**Entries from a dataset**.
— BEGIN —

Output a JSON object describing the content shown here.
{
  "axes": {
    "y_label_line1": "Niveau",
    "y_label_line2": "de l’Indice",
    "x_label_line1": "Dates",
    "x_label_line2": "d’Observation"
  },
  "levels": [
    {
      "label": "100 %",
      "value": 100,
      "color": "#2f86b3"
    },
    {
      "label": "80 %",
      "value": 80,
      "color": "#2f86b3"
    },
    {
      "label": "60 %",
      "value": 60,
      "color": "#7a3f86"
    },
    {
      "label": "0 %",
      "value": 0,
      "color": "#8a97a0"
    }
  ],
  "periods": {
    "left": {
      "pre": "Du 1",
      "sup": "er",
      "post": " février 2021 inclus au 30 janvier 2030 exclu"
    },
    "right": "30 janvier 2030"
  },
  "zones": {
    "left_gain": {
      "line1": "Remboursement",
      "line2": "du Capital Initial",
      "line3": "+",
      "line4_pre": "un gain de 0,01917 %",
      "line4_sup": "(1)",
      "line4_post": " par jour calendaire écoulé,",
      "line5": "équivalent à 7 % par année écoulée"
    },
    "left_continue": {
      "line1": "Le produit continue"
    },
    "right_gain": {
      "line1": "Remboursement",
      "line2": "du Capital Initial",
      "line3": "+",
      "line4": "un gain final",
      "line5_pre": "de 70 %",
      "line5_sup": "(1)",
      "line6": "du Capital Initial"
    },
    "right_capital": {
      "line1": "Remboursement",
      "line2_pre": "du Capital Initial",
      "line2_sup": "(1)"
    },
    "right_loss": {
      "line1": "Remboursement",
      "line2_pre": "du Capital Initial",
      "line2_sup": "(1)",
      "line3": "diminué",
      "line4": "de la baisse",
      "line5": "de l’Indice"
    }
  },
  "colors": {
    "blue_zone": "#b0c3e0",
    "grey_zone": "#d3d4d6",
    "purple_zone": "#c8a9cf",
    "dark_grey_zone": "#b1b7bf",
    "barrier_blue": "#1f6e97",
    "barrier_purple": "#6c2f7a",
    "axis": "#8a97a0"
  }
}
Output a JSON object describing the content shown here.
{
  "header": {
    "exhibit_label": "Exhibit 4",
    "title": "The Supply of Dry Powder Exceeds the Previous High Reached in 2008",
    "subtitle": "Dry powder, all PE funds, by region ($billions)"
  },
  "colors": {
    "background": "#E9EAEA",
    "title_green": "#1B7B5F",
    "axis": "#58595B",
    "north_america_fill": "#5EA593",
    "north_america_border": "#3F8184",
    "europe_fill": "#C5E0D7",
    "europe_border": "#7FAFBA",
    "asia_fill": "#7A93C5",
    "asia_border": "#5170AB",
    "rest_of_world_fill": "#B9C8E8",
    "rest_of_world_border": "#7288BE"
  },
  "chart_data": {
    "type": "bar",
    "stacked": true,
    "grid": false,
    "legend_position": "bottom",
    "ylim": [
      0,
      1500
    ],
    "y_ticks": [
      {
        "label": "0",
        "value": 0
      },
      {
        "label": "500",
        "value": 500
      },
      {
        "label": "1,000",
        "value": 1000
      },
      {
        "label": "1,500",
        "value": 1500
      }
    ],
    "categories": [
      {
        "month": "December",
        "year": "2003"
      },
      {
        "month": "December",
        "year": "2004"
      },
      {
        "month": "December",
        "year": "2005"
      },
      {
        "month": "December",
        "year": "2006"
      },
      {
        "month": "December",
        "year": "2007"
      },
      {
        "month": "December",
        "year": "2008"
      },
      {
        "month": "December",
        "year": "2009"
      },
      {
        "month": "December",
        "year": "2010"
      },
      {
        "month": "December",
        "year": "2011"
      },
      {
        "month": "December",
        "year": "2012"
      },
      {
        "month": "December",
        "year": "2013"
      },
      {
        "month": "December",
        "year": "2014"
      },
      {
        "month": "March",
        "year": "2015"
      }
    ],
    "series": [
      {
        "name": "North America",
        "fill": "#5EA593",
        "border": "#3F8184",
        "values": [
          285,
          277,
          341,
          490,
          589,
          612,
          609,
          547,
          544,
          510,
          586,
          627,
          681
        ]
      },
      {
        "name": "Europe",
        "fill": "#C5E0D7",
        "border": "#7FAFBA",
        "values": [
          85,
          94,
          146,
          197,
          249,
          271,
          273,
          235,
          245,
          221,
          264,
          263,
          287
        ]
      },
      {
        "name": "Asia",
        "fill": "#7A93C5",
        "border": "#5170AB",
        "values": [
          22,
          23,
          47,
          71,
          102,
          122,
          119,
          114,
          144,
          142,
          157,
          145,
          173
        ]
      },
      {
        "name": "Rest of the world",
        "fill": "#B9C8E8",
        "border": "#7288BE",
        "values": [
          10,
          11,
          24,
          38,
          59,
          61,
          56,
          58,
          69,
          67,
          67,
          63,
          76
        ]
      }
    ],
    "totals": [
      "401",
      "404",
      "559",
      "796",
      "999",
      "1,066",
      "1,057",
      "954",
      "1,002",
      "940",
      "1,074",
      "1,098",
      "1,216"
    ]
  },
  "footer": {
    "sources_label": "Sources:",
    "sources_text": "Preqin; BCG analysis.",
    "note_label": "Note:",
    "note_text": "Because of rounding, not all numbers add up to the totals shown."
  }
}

— END —

**Goal**. Go through the material above line by line and copy it exactly.

**Exercise output**.
Output a JSON object describing the content shown here.
{
  "axes": {
    "y_label_line1": "Niveau",
    "y_label_line2": "de l’Indice",
    "x_label_line1": "Dates",
    "x_label_line2": "d’Observation"
  },
  "levels": [
    {
      "label": "100 %",
      "value": 100,
      "color": "#2f86b3"
    },
    {
      "label": "80 %",
      "value": 80,
      "color": "#2f86b3"
    },
    {
      "label": "60 %",
      "value": 60,
      "color": "#7a3f86"
    },
    {
      "label": "0 %",
      "value": 0,
      "color": "#8a97a0"
    }
  ],
  "periods": {
    "left": {
      "pre": "Du 1",
      "sup": "er",
      "post": " février 2021 inclus au 30 janvier 2030 exclu"
    },
    "right": "30 janvier 2030"
  },
  "zones": {
    "left_gain": {
      "line1": "Remboursement",
      "line2": "du Capital Initial",
      "line3": "+",
      "line4_pre": "un gain de 0,01917 %",
      "line4_sup": "(1)",
      "line4_post": " par jour calendaire écoulé,",
      "line5": "équivalent à 7 % par année écoulée"
    },
    "left_continue": {
      "line1": "Le produit continue"
    },
    "right_gain": {
      "line1": "Remboursement",
      "line2": "du Capital Initial",
      "line3": "+",
      "line4": "un gain final",
      "line5_pre": "de 70 %",
      "line5_sup": "(1)",
      "line6": "du Capital Initial"
    },
    "right_capital": {
      "line1": "Remboursement",
      "line2_pre": "du Capital Initial",
      "line2_sup": "(1)"
    },
    "right_loss": {
      "line1": "Remboursement",
      "line2_pre": "du Capital Initial",
      "line2_sup": "(1)",
      "line3": "diminué",
      "line4": "de la baisse",
      "line5": "de l’Indice"
    }
  },
  "colors": {
    "blue_zone": "#b0c3e0",
    "grey_zone": "#d3d4d6",
    "purple_zone": "#c8a9cf",
    "dark_grey_zone": "#b1b7bf",
    "barrier_blue": "#1f6e97",
    "barrier_purple": "#6c2f7a",
    "axis": "#8a97a0"
  }
}
Output a JSON object describing the content shown here.
{
  "header": {
    "exhibit_label": "Exhibit 4",
    "title": "The Supply of Dry Powder Exceeds the Previous High Reached in 2008",
    "subtitle": "Dry powder, all PE funds, by region ($billions)"
  },
  "colors": {
    "background": "#E9EAEA",
    "title_green": "#1B7B5F",
    "axis": "#58595B",
    "north_america_fill": "#5EA593",
    "north_america_border": "#3F8184",
    "europe_fill": "#C5E0D7",
    "europe_border": "#7FAFBA",
    "asia_fill": "#7A93C5",
    "asia_border": "#5170AB",
    "rest_of_world_fill": "#B9C8E8",
    "rest_of_world_border": "#7288BE"
  },
  "chart_data": {
    "type": "bar",
    "stacked": true,
    "grid": false,
    "legend_position": "bottom",
    "ylim": [
      0,
      1500
    ],
    "y_ticks": [
      {
        "label": "0",
        "value": 0
      },
      {
        "label": "500",
        "value": 500
      },
      {
        "label": "1,000",
        "value": 1000
      },
      {
        "label": "1,500",
        "value": 1500
      }
    ],
    "categories": [
      {
        "month": "December",
        "year": "2003"
      },
      {
        "month": "December",
        "year": "2004"
      },
      {
        "month": "December",
        "year": "2005"
      },
      {
        "month": "December",
        "year": "2006"
      },
      {
        "month": "December",
        "year": "2007"
      },
      {
        "month": "December",
        "year": "2008"
      },
      {
        "month": "December",
        "year": "2009"
      },
      {
        "month": "December",
        "year": "2010"
      },
      {
        "month": "December",
        "year": "2011"
      },
      {
        "month": "December",
        "year": "2012"
      },
      {
        "month": "December",
        "year": "2013"
      },
      {
        "month": "December",
        "year": "2014"
      },
      {
        "month": "March",
        "year": "2015"
      }
    ],
    "series": [
      {
        "name": "North America",
        "fill": "#5EA593",
        "border": "#3F8184",
        "values": [
          285,
          277,
          341,
          490,
          589,
          612,
          609,
          547,
          544,
          510,
          586,
          627,
          681
        ]
      },
      {
        "name": "Europe",
        "fill": "#C5E0D7",
        "border": "#7FAFBA",
        "values": [
          85,
          94,
          146,
          197,
          249,
          271,
          273,
          235,
          245,
          221,
          264,
          263,
          287
        ]
      },
      {
        "name": "Asia",
        "fill": "#7A93C5",
        "border": "#5170AB",
        "values": [
          22,
          23,
          47,
          71,
          102,
          122,
          119,
          114,
          144,
          142,
          157,
          145,
          173
        ]
      },
      {
        "name": "Rest of the world",
        "fill": "#B9C8E8",
        "border": "#7288BE",
        "values": [
          10,
          11,
          24,
          38,
          59,
          61,
          56,
          58,
          69,
          67,
          67,
          63,
          76
        ]
      }
    ],
    "totals": [
      "401",
      "404",
      "559",
      "796",
      "999",
      "1,066",
      "1,057",
      "954",
      "1,002",
      "940",
      "1,074",
      "1,098",
      "1,216"
    ]
  },
  "footer": {
    "sources_label": "Sources:",
    "sources_text": "Preqin; BCG analysis.",
    "note_label": "Note:",
    "note_text": "Because of rounding, not all numbers add up to the totals shown."
  }
}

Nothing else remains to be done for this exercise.